─── RECORDS SUPPLIED

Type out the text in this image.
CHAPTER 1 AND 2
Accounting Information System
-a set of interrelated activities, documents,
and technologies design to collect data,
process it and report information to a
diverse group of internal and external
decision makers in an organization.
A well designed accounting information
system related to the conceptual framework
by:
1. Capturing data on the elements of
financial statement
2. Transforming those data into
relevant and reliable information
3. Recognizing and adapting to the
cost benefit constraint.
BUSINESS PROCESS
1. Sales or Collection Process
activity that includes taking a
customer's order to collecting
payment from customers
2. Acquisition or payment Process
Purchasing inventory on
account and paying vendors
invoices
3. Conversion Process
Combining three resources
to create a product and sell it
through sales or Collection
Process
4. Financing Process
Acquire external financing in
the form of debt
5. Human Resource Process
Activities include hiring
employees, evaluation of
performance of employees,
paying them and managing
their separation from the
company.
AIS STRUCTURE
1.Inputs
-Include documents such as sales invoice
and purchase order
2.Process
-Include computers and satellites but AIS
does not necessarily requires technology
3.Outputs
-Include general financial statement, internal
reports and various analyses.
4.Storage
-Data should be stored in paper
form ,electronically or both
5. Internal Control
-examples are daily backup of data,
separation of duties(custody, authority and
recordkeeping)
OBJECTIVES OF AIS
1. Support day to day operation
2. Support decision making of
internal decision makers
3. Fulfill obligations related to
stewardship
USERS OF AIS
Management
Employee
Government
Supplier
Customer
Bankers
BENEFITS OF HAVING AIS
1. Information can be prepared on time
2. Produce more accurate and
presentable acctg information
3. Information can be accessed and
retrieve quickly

──────

• EXERCISE INSTRUCTIONS
Show each line of the data that contains the string "order".

• SOLUTION TO THIS PROBLEM
customer's order to collecting
and purchase order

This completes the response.